GIVEN REQUEST. Every record below should be written out exactly; pictures stay out.

(Data excerpts)
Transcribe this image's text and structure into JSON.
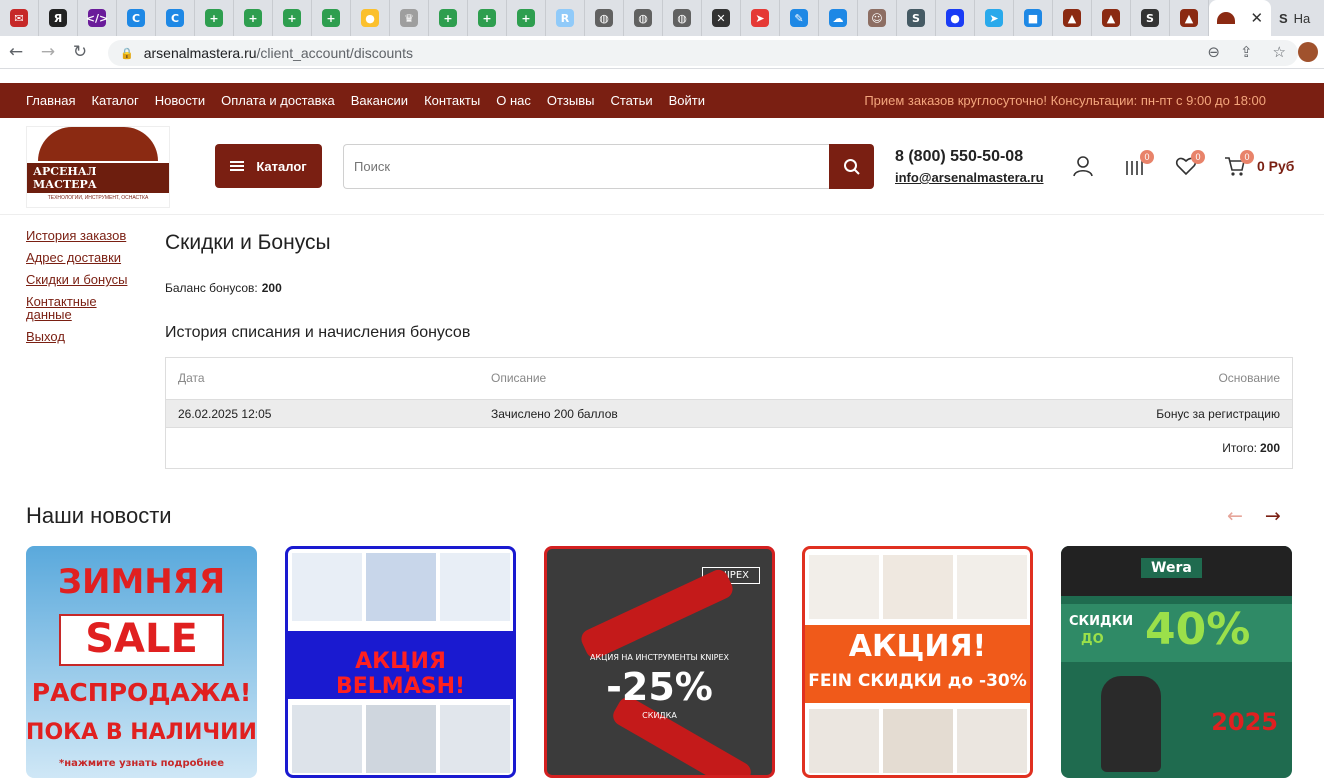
{
  "browser": {
    "tab_icons": [
      {
        "name": "yandex-mail-tab-icon",
        "color": "#c62828",
        "glyph": "✉"
      },
      {
        "name": "yandex-tab-icon",
        "color": "#222222",
        "glyph": "Я"
      },
      {
        "name": "code-tab-icon",
        "color": "#6a1b9a",
        "glyph": "</>"
      },
      {
        "name": "refresh-tab-icon",
        "color": "#1e88e5",
        "glyph": "C"
      },
      {
        "name": "refresh-tab-icon",
        "color": "#1e88e5",
        "glyph": "C"
      },
      {
        "name": "sheets-tab-icon",
        "color": "#2e9e4f",
        "glyph": "+"
      },
      {
        "name": "sheets-tab-icon",
        "color": "#2e9e4f",
        "glyph": "+"
      },
      {
        "name": "sheets-tab-icon",
        "color": "#2e9e4f",
        "glyph": "+"
      },
      {
        "name": "sheets-tab-icon",
        "color": "#2e9e4f",
        "glyph": "+"
      },
      {
        "name": "shield-tab-icon",
        "color": "#fbc02d",
        "glyph": "●"
      },
      {
        "name": "emblem-tab-icon",
        "color": "#9e9e9e",
        "glyph": "♛"
      },
      {
        "name": "sheets-tab-icon",
        "color": "#2e9e4f",
        "glyph": "+"
      },
      {
        "name": "sheets-tab-icon",
        "color": "#2e9e4f",
        "glyph": "+"
      },
      {
        "name": "sheets-tab-icon",
        "color": "#2e9e4f",
        "glyph": "+"
      },
      {
        "name": "r-tab-icon",
        "color": "#90caf9",
        "glyph": "R"
      },
      {
        "name": "globe-tab-icon",
        "color": "#616161",
        "glyph": "◍"
      },
      {
        "name": "globe-tab-icon",
        "color": "#616161",
        "glyph": "◍"
      },
      {
        "name": "globe-tab-icon",
        "color": "#616161",
        "glyph": "◍"
      },
      {
        "name": "tools-tab-icon",
        "color": "#333333",
        "glyph": "✕"
      },
      {
        "name": "plane-tab-icon",
        "color": "#e53935",
        "glyph": "➤"
      },
      {
        "name": "edit-tab-icon",
        "color": "#1e88e5",
        "glyph": "✎"
      },
      {
        "name": "cloud-tab-icon",
        "color": "#1e88e5",
        "glyph": "☁"
      },
      {
        "name": "face-tab-icon",
        "color": "#8d6e63",
        "glyph": "☺"
      },
      {
        "name": "dollar-tab-icon",
        "color": "#455a64",
        "glyph": "S"
      },
      {
        "name": "dot-tab-icon",
        "color": "#1a3cf5",
        "glyph": "●"
      },
      {
        "name": "telegram-tab-icon",
        "color": "#29a9eb",
        "glyph": "➤"
      },
      {
        "name": "chat-tab-icon",
        "color": "#1e88e5",
        "glyph": "■"
      },
      {
        "name": "arsenal-tab-icon",
        "color": "#8b2a12",
        "glyph": "▲"
      },
      {
        "name": "arsenal-tab-icon",
        "color": "#8b2a12",
        "glyph": "▲"
      },
      {
        "name": "dollar-tab-icon",
        "color": "#333333",
        "glyph": "S"
      },
      {
        "name": "arsenal-tab-icon",
        "color": "#8b2a12",
        "glyph": "▲"
      }
    ],
    "last_tab_label": "На",
    "url_host": "arsenalmastera.ru",
    "url_path": "/client_account/discounts"
  },
  "topnav": {
    "links": [
      "Главная",
      "Каталог",
      "Новости",
      "Оплата и доставка",
      "Вакансии",
      "Контакты",
      "О нас",
      "Отзывы",
      "Статьи",
      "Войти"
    ],
    "notice": "Прием заказов круглосуточно! Консультации: пн-пт с 9:00 до 18:00"
  },
  "header": {
    "logo_name": "АРСЕНАЛ МАСТЕРА",
    "logo_tagline": "ТЕХНОЛОГИИ, ИНСТРУМЕНТ, ОСНАСТКА",
    "catalog_label": "Каталог",
    "search_placeholder": "Поиск",
    "phone": "8 (800) 550-50-08",
    "email": "info@arsenalmastera.ru",
    "compare_count": "0",
    "favorites_count": "0",
    "cart_count": "0",
    "cart_sum": "0 Руб"
  },
  "sidebar": {
    "items": [
      "История заказов",
      "Адрес доставки",
      "Скидки и бонусы",
      "Контактные данные",
      "Выход"
    ]
  },
  "main": {
    "title": "Скидки и Бонусы",
    "balance_label": "Баланс бонусов:",
    "balance_value": "200",
    "history_title": "История списания и начисления бонусов",
    "table": {
      "headers": [
        "Дата",
        "Описание",
        "Основание"
      ],
      "rows": [
        [
          "26.02.2025 12:05",
          "Зачислено 200 баллов",
          "Бонус за регистрацию"
        ]
      ],
      "total_label": "Итого:",
      "total_value": "200"
    }
  },
  "news": {
    "title": "Наши новости",
    "cards": [
      {
        "line1": "ЗИМНЯЯ",
        "line2": "SALE",
        "line3": "РАСПРОДАЖА!",
        "line4": "ПОКА В НАЛИЧИИ",
        "line5": "*нажмите узнать подробнее"
      },
      {
        "line1": "АКЦИЯ BELMASH!"
      },
      {
        "line1": "KNIPEX",
        "line2": "АКЦИЯ НА ИНСТРУМЕНТЫ KNIPEX",
        "line3": "-25%",
        "line4": "СКИДКА"
      },
      {
        "line1": "АКЦИЯ!",
        "line2": "FEIN СКИДКИ до -30%"
      },
      {
        "line1": "Wera",
        "line2": "СКИДКИ",
        "line3": "ДО",
        "line4": "40%",
        "line5": "2025"
      }
    ]
  },
  "colors": {
    "brand": "#7a1f12",
    "notice": "#f4a67d",
    "badge": "#e8836a"
  }
}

TASK SOLUTION.
Transcribe this image's text and structure into JSON.
{
  "browser": {
    "tab_icons": [
      {
        "name": "yandex-mail-tab-icon",
        "color": "#c62828",
        "glyph": "✉"
      },
      {
        "name": "yandex-tab-icon",
        "color": "#222222",
        "glyph": "Я"
      },
      {
        "name": "code-tab-icon",
        "color": "#6a1b9a",
        "glyph": "</>"
      },
      {
        "name": "refresh-tab-icon",
        "color": "#1e88e5",
        "glyph": "C"
      },
      {
        "name": "refresh-tab-icon",
        "color": "#1e88e5",
        "glyph": "C"
      },
      {
        "name": "sheets-tab-icon",
        "color": "#2e9e4f",
        "glyph": "+"
      },
      {
        "name": "sheets-tab-icon",
        "color": "#2e9e4f",
        "glyph": "+"
      },
      {
        "name": "sheets-tab-icon",
        "color": "#2e9e4f",
        "glyph": "+"
      },
      {
        "name": "sheets-tab-icon",
        "color": "#2e9e4f",
        "glyph": "+"
      },
      {
        "name": "shield-tab-icon",
        "color": "#fbc02d",
        "glyph": "●"
      },
      {
        "name": "emblem-tab-icon",
        "color": "#9e9e9e",
        "glyph": "♛"
      },
      {
        "name": "sheets-tab-icon",
        "color": "#2e9e4f",
        "glyph": "+"
      },
      {
        "name": "sheets-tab-icon",
        "color": "#2e9e4f",
        "glyph": "+"
      },
      {
        "name": "sheets-tab-icon",
        "color": "#2e9e4f",
        "glyph": "+"
      },
      {
        "name": "r-tab-icon",
        "color": "#90caf9",
        "glyph": "R"
      },
      {
        "name": "globe-tab-icon",
        "color": "#616161",
        "glyph": "◍"
      },
      {
        "name": "globe-tab-icon",
        "color": "#616161",
        "glyph": "◍"
      },
      {
        "name": "globe-tab-icon",
        "color": "#616161",
        "glyph": "◍"
      },
      {
        "name": "tools-tab-icon",
        "color": "#333333",
        "glyph": "✕"
      },
      {
        "name": "plane-tab-icon",
        "color": "#e53935",
        "glyph": "➤"
      },
      {
        "name": "edit-tab-icon",
        "color": "#1e88e5",
        "glyph": "✎"
      },
      {
        "name": "cloud-tab-icon",
        "color": "#1e88e5",
        "glyph": "☁"
      },
      {
        "name": "face-tab-icon",
        "color": "#8d6e63",
        "glyph": "☺"
      },
      {
        "name": "dollar-tab-icon",
        "color": "#455a64",
        "glyph": "S"
      },
      {
        "name": "dot-tab-icon",
        "color": "#1a3cf5",
        "glyph": "●"
      },
      {
        "name": "telegram-tab-icon",
        "color": "#29a9eb",
        "glyph": "➤"
      },
      {
        "name": "chat-tab-icon",
        "color": "#1e88e5",
        "glyph": "■"
      },
      {
        "name": "arsenal-tab-icon",
        "color": "#8b2a12",
        "glyph": "▲"
      },
      {
        "name": "arsenal-tab-icon",
        "color": "#8b2a12",
        "glyph": "▲"
      },
      {
        "name": "dollar-tab-icon",
        "color": "#333333",
        "glyph": "S"
      },
      {
        "name": "arsenal-tab-icon",
        "color": "#8b2a12",
        "glyph": "▲"
      }
    ],
    "last_tab_label": "На",
    "url_host": "arsenalmastera.ru",
    "url_path": "/client_account/discounts"
  },
  "topnav": {
    "links": [
      "Главная",
      "Каталог",
      "Новости",
      "Оплата и доставка",
      "Вакансии",
      "Контакты",
      "О нас",
      "Отзывы",
      "Статьи",
      "Войти"
    ],
    "notice": "Прием заказов круглосуточно! Консультации: пн-пт с 9:00 до 18:00"
  },
  "header": {
    "logo_name": "АРСЕНАЛ МАСТЕРА",
    "logo_tagline": "ТЕХНОЛОГИИ, ИНСТРУМЕНТ, ОСНАСТКА",
    "catalog_label": "Каталог",
    "search_placeholder": "Поиск",
    "phone": "8 (800) 550-50-08",
    "email": "info@arsenalmastera.ru",
    "compare_count": "0",
    "favorites_count": "0",
    "cart_count": "0",
    "cart_sum": "0 Руб"
  },
  "sidebar": {
    "items": [
      "История заказов",
      "Адрес доставки",
      "Скидки и бонусы",
      "Контактные данные",
      "Выход"
    ]
  },
  "main": {
    "title": "Скидки и Бонусы",
    "balance_label": "Баланс бонусов:",
    "balance_value": "200",
    "history_title": "История списания и начисления бонусов",
    "table": {
      "headers": [
        "Дата",
        "Описание",
        "Основание"
      ],
      "rows": [
        [
          "26.02.2025 12:05",
          "Зачислено 200 баллов",
          "Бонус за регистрацию"
        ]
      ],
      "total_label": "Итого:",
      "total_value": "200"
    }
  },
  "news": {
    "title": "Наши новости",
    "cards": [
      {
        "line1": "ЗИМНЯЯ",
        "line2": "SALE",
        "line3": "РАСПРОДАЖА!",
        "line4": "ПОКА В НАЛИЧИИ",
        "line5": "*нажмите узнать подробнее"
      },
      {
        "line1": "АКЦИЯ BELMASH!"
      },
      {
        "line1": "KNIPEX",
        "line2": "АКЦИЯ НА ИНСТРУМЕНТЫ KNIPEX",
        "line3": "-25%",
        "line4": "СКИДКА"
      },
      {
        "line1": "АКЦИЯ!",
        "line2": "FEIN СКИДКИ до -30%"
      },
      {
        "line1": "Wera",
        "line2": "СКИДКИ",
        "line3": "ДО",
        "line4": "40%",
        "line5": "2025"
      }
    ]
  },
  "colors": {
    "brand": "#7a1f12",
    "notice": "#f4a67d",
    "badge": "#e8836a"
  }
}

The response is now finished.